Given request → Count only the lines of the records that hold "Latencia", then give the number without any other words.

Record set →

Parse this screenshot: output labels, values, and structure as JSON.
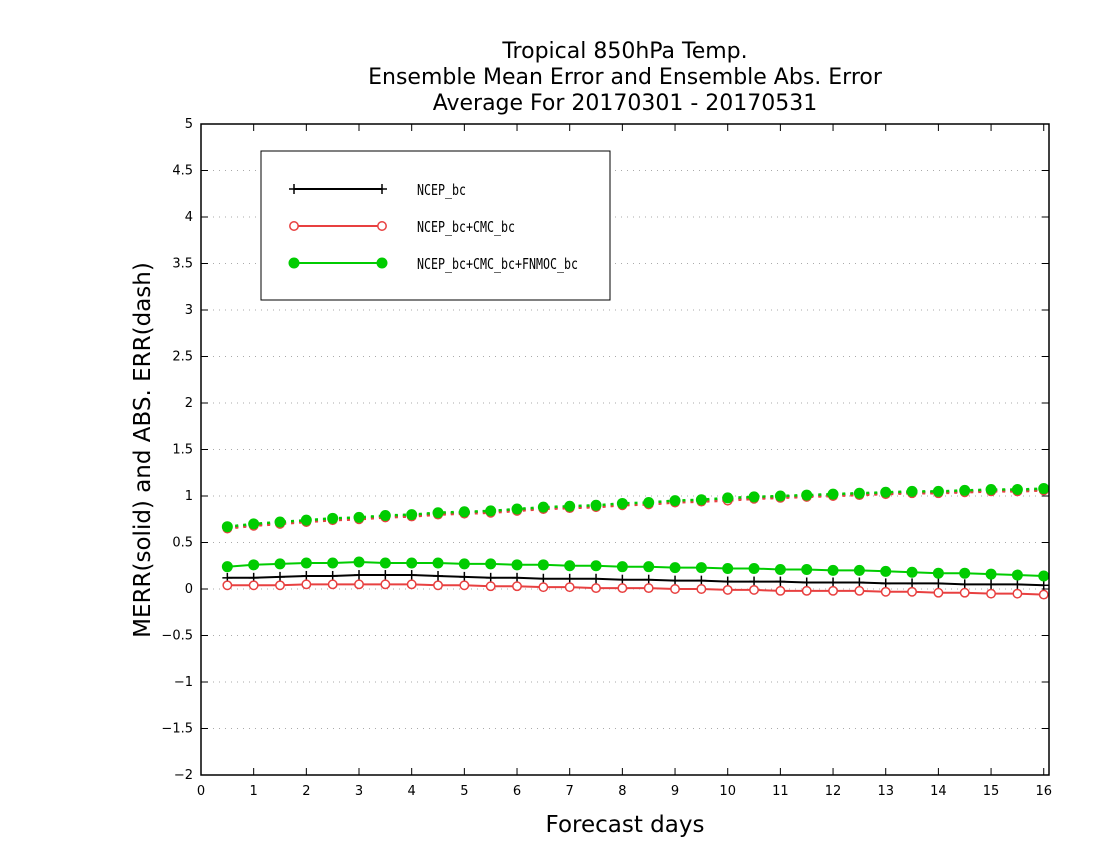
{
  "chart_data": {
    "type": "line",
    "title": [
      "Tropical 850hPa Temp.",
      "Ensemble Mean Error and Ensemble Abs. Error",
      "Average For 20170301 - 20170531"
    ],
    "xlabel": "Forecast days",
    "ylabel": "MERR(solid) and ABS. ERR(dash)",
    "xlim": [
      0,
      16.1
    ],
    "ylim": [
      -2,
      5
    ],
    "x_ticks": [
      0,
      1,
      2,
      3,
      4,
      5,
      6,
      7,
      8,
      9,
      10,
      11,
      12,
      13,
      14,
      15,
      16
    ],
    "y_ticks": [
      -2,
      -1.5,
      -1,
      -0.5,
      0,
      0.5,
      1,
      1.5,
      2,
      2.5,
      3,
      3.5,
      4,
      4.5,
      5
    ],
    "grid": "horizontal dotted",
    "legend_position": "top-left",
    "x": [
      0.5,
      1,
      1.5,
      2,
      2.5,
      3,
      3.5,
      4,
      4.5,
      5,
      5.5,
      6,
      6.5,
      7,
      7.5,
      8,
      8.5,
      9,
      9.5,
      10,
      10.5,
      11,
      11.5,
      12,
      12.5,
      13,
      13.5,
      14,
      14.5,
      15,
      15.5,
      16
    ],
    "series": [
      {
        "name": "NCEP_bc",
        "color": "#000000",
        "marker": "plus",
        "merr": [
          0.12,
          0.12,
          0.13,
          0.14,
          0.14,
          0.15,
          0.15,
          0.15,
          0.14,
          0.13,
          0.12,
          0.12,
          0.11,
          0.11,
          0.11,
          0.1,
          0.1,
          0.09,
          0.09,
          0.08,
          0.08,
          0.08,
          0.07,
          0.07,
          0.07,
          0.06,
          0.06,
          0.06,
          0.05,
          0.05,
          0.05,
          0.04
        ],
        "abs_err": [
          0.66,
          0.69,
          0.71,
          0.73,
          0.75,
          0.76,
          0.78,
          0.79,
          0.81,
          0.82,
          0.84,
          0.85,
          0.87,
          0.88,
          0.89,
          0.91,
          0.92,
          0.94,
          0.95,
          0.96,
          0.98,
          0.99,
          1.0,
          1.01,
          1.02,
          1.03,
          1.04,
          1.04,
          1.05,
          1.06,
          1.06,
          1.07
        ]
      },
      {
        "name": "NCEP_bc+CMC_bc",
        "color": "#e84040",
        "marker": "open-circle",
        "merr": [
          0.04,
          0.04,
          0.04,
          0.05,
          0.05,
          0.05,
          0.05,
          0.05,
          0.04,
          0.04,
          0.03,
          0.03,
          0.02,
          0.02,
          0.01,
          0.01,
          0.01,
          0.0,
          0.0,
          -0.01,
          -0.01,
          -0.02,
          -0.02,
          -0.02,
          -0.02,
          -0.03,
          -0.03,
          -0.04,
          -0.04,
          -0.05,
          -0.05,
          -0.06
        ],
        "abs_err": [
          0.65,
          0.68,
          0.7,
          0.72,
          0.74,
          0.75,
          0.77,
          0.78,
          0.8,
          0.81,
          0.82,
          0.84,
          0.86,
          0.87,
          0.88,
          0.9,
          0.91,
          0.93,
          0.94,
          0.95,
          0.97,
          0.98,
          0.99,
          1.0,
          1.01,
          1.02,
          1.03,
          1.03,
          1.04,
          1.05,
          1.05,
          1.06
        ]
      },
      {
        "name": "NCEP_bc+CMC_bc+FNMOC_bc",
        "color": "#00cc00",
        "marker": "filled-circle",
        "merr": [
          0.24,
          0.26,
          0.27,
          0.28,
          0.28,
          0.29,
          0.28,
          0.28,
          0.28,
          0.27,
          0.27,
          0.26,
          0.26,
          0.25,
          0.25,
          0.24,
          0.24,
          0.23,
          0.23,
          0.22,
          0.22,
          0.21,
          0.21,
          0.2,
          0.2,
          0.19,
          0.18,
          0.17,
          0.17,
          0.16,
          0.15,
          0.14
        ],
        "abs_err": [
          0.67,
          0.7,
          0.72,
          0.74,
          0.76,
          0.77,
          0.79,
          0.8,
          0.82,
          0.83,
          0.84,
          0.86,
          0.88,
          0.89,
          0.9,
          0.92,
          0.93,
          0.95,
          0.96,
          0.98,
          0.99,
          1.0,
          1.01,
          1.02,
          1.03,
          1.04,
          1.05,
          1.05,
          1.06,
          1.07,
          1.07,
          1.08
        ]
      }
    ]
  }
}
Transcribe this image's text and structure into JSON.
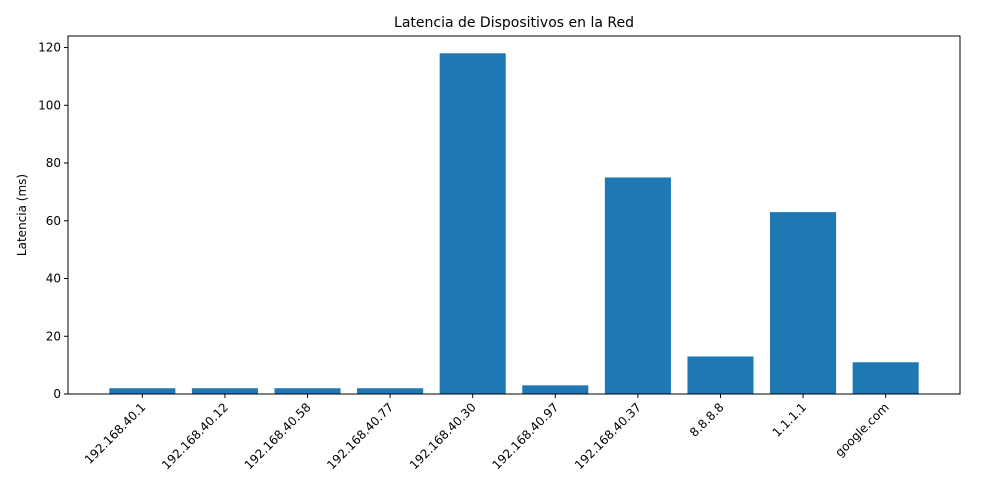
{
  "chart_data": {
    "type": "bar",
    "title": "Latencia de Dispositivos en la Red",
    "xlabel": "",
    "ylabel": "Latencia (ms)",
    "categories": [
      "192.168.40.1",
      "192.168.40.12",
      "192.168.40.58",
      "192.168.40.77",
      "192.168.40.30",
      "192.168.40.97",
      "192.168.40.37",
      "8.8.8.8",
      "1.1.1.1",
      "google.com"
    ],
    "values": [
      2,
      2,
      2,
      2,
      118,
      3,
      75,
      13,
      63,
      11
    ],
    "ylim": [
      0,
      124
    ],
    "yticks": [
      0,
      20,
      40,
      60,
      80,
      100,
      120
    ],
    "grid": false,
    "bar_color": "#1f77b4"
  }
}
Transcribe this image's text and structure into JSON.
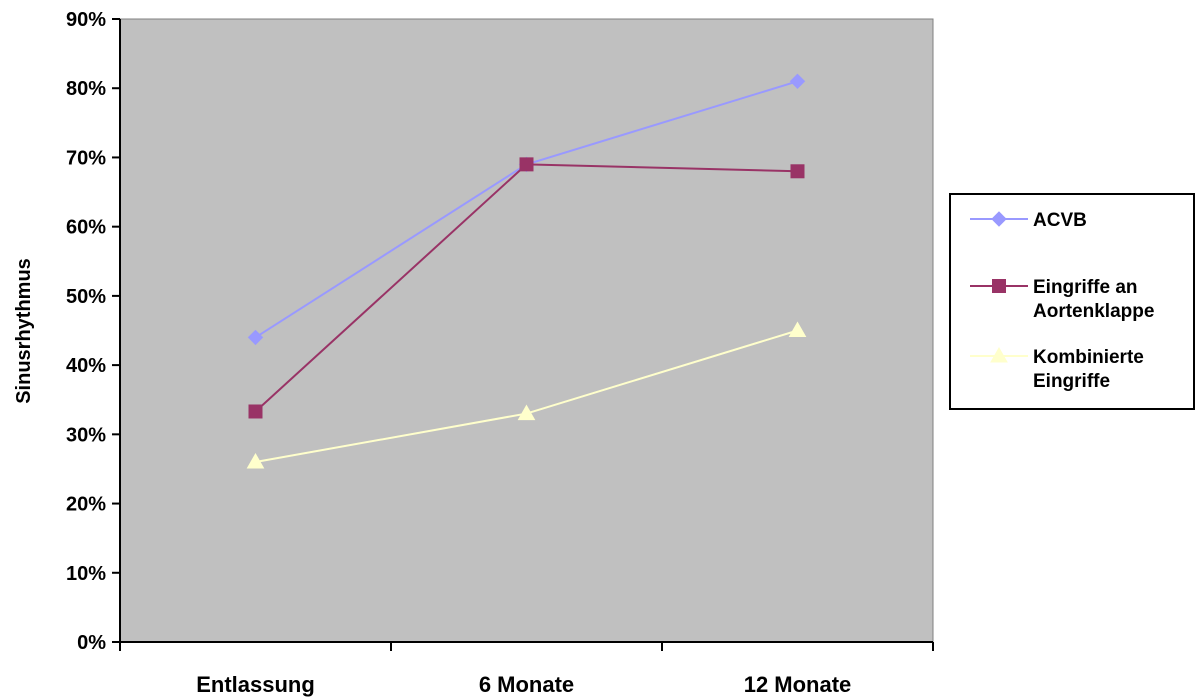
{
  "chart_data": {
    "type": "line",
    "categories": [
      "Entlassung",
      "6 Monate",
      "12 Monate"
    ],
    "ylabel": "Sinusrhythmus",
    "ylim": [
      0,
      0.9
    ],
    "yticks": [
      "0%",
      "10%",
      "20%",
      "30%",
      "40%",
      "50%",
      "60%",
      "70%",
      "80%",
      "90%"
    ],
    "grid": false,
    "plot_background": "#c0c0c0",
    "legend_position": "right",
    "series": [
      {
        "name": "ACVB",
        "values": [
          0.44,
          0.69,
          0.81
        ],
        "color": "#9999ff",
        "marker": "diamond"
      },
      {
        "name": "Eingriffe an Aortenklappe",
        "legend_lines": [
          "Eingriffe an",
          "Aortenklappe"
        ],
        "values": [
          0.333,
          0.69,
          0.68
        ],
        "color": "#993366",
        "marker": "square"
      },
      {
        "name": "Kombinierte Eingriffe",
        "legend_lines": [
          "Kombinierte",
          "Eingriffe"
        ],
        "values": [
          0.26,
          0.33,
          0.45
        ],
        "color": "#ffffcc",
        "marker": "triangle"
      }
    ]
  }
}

Response to the exercise → 2